Entries from a dataset
** start **

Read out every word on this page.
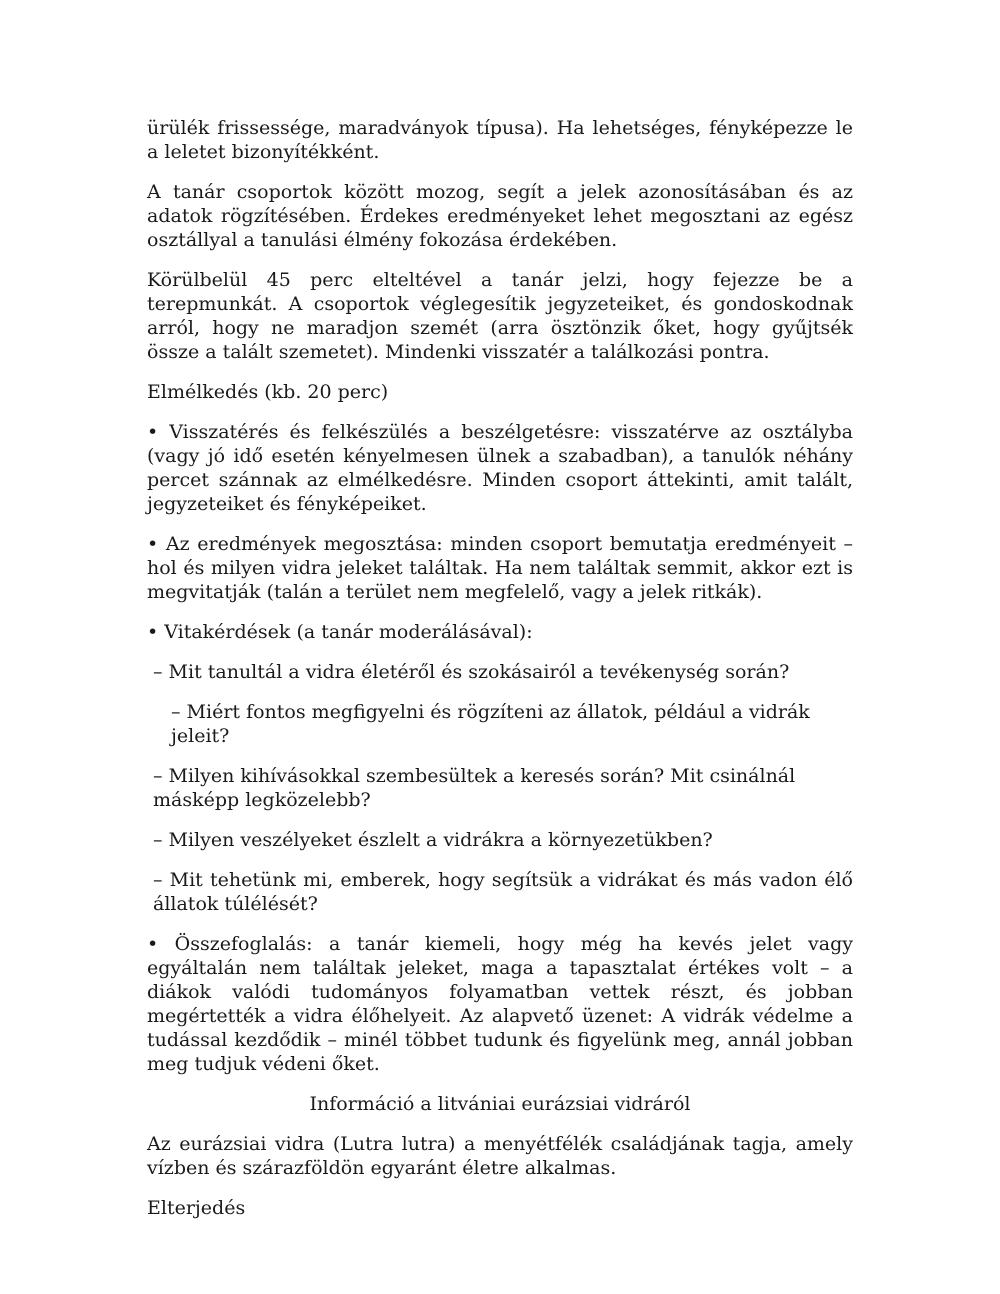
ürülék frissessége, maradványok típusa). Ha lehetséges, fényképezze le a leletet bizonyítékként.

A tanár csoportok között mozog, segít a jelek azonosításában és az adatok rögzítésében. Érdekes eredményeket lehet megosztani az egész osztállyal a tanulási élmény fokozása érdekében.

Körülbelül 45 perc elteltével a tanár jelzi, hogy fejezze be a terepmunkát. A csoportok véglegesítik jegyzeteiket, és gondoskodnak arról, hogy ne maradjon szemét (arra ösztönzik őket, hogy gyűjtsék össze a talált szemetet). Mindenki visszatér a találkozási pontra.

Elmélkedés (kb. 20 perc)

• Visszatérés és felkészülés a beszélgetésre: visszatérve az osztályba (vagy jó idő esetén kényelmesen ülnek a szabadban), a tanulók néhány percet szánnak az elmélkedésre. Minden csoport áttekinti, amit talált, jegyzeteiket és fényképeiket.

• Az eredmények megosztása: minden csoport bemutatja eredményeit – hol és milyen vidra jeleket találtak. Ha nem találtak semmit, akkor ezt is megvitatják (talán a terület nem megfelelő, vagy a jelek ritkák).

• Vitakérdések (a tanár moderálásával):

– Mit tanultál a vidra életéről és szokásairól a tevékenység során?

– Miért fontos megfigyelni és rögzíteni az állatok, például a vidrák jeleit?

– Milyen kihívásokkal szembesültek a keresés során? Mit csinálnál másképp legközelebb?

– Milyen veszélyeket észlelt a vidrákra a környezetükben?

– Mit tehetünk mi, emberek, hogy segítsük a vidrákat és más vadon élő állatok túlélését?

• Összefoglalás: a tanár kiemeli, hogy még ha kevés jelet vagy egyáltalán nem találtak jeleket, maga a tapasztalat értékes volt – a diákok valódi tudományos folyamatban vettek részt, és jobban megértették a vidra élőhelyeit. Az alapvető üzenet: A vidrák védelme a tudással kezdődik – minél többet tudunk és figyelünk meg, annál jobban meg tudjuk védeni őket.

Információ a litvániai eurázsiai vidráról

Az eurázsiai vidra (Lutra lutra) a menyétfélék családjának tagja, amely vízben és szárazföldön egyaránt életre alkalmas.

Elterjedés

** end **
** start **

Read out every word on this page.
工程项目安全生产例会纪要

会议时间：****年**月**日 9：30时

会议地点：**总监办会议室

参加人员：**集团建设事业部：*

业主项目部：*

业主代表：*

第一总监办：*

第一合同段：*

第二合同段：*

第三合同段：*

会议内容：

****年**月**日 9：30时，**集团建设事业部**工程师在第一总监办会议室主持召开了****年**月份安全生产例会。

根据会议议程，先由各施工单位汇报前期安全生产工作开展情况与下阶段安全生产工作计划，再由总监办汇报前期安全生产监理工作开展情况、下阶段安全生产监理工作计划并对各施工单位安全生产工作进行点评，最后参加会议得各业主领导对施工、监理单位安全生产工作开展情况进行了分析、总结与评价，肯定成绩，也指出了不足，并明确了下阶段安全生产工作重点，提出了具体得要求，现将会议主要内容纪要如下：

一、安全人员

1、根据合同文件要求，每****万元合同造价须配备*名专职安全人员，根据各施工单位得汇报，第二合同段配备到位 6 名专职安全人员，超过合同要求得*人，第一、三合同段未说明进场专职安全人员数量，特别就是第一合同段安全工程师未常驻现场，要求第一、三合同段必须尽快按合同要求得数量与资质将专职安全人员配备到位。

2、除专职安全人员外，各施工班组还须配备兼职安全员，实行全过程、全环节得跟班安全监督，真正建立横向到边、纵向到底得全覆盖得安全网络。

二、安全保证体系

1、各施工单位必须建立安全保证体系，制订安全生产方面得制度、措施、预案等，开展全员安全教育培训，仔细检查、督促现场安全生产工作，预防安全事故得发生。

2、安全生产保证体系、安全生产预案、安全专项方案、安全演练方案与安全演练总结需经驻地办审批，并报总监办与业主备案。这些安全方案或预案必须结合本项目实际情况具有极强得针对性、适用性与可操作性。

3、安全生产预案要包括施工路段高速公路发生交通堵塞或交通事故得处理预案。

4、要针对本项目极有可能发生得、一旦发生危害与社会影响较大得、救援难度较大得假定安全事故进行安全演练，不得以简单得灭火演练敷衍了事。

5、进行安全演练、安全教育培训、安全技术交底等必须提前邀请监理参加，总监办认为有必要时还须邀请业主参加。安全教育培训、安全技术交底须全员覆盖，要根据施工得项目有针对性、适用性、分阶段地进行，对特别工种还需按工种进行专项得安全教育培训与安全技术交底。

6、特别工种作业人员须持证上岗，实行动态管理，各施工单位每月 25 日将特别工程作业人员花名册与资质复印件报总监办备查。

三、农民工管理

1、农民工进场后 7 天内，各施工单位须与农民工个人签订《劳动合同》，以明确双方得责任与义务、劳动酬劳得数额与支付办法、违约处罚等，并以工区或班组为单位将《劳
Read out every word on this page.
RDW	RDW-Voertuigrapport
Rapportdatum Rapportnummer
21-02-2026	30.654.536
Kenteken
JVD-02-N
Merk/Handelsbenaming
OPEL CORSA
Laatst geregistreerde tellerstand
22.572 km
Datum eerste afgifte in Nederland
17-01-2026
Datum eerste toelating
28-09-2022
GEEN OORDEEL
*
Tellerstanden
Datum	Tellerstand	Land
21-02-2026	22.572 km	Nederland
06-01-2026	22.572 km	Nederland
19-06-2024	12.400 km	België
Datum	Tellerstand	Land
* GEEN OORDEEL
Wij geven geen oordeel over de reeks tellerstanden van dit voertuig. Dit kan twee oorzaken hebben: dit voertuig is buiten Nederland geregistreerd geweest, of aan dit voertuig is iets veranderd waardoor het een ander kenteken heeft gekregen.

** end **
** start **

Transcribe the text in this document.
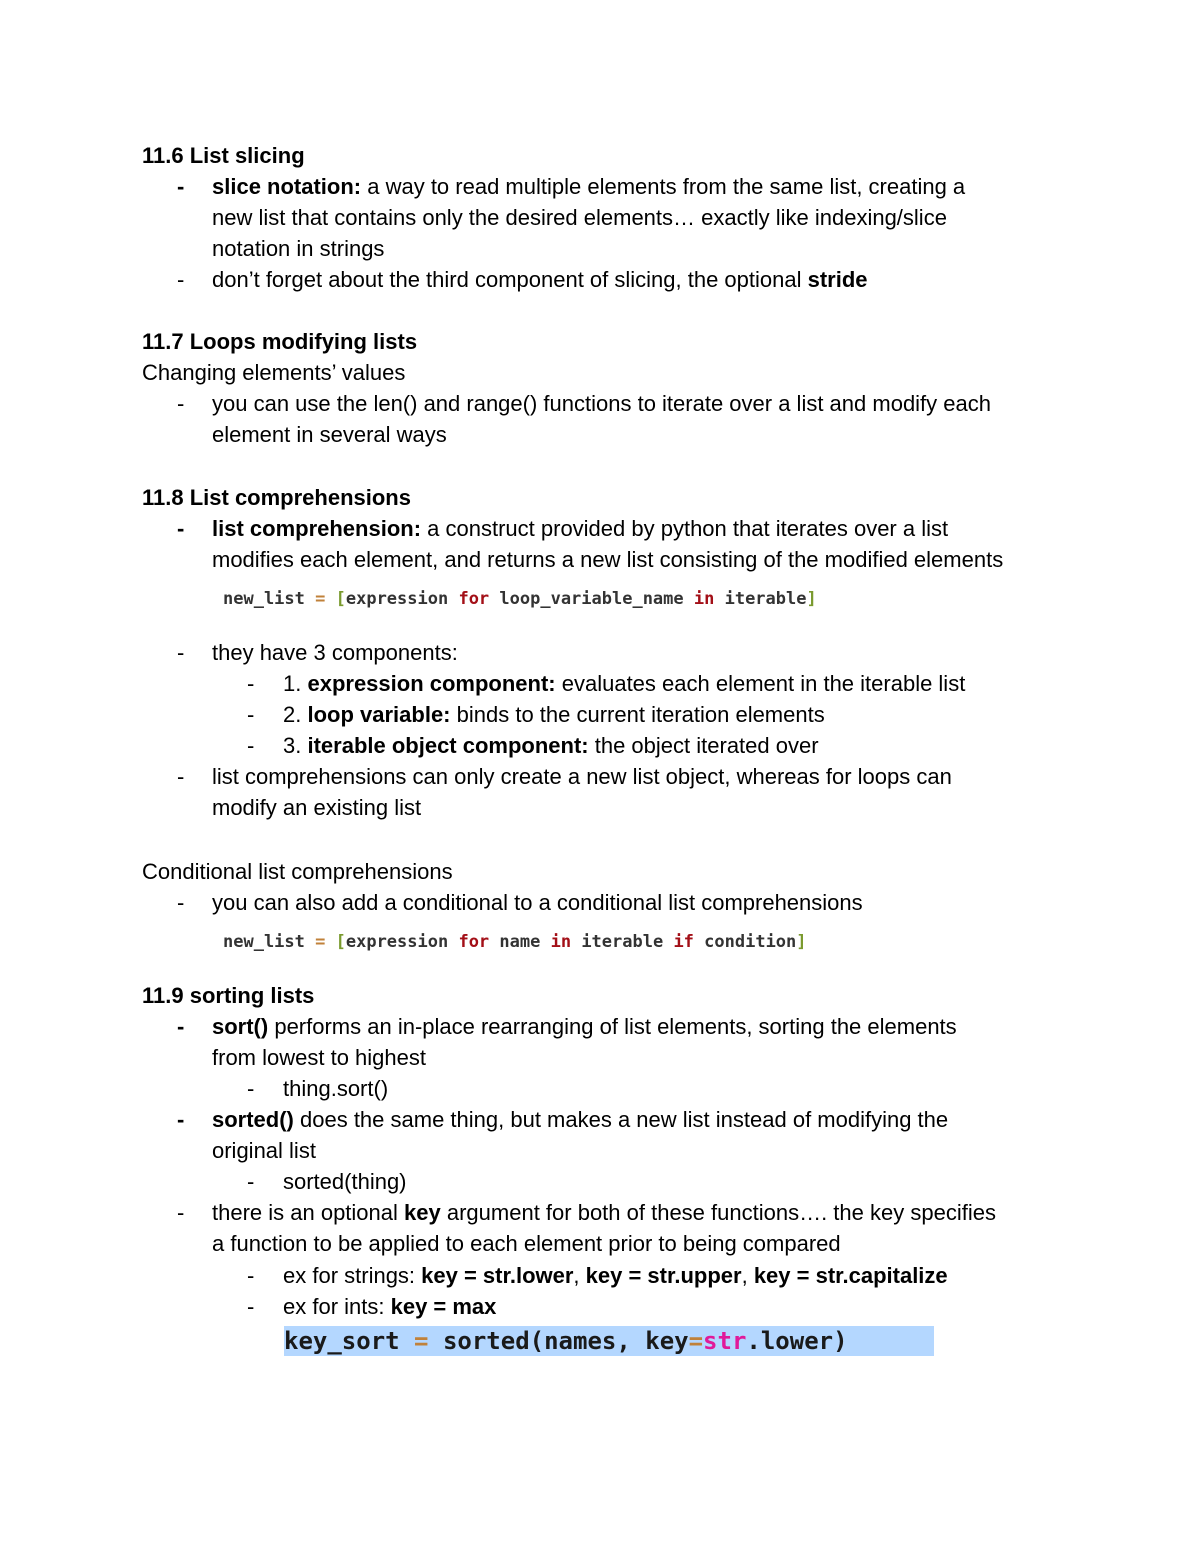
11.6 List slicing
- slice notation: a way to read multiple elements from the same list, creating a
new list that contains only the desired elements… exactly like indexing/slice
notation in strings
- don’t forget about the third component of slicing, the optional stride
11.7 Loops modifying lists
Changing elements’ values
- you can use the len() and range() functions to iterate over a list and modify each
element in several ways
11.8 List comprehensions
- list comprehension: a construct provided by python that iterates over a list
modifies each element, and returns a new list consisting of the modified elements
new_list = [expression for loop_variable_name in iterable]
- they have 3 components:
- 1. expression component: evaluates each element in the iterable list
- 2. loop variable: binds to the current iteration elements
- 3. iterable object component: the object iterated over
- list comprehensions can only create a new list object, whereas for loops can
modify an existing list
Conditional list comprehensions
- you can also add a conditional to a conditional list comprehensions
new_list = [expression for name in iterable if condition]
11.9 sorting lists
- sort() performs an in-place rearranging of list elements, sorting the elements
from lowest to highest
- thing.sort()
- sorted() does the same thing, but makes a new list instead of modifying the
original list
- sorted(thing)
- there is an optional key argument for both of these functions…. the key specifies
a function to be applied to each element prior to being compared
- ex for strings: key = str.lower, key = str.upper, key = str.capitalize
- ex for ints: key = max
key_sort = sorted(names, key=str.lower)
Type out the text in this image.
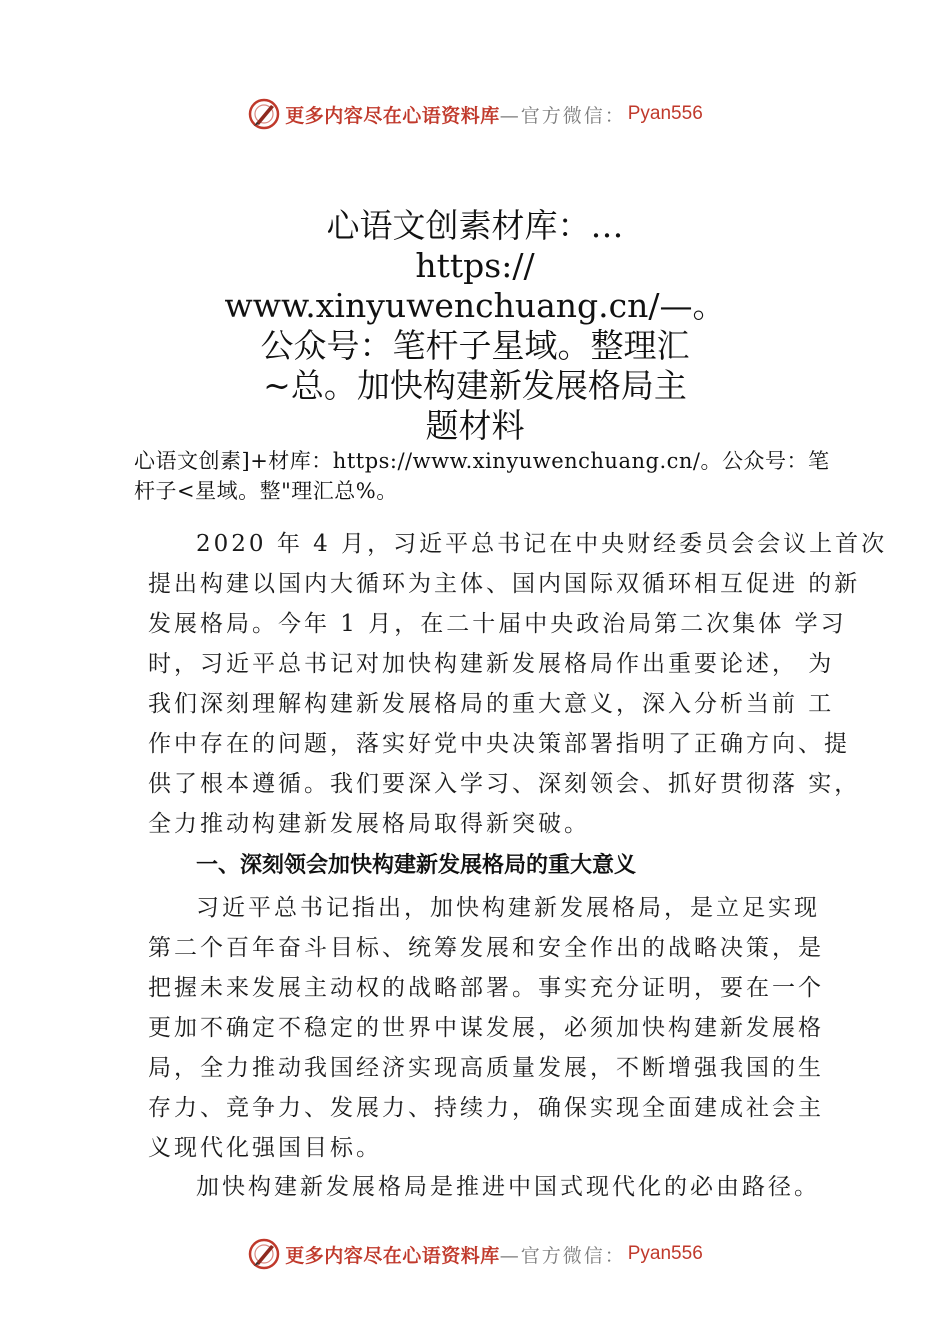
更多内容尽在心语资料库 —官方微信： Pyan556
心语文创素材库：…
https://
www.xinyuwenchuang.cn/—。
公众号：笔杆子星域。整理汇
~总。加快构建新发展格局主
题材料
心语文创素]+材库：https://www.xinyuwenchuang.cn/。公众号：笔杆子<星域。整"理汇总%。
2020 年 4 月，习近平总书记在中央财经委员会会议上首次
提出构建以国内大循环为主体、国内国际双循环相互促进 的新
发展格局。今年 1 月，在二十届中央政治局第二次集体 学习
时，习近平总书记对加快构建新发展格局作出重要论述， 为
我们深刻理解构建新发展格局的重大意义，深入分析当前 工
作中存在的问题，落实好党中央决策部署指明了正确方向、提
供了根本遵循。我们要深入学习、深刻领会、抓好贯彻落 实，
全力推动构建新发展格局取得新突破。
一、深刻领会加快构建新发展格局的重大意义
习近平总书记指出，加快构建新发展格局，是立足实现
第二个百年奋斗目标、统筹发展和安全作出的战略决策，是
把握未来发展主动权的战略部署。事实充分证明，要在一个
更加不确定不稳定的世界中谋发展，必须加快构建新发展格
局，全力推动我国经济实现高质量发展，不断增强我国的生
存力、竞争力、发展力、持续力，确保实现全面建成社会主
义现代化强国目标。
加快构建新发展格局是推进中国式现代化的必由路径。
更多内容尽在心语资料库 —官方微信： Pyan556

** end **

Pull every line holding "állatok" out of the records.

– Miért fontos megfigyelni és rögzíteni az állatok, például a vidrák jeleit?
– Mit tehetünk mi, emberek, hogy segítsük a vidrákat és más vadon élő állatok túlélését?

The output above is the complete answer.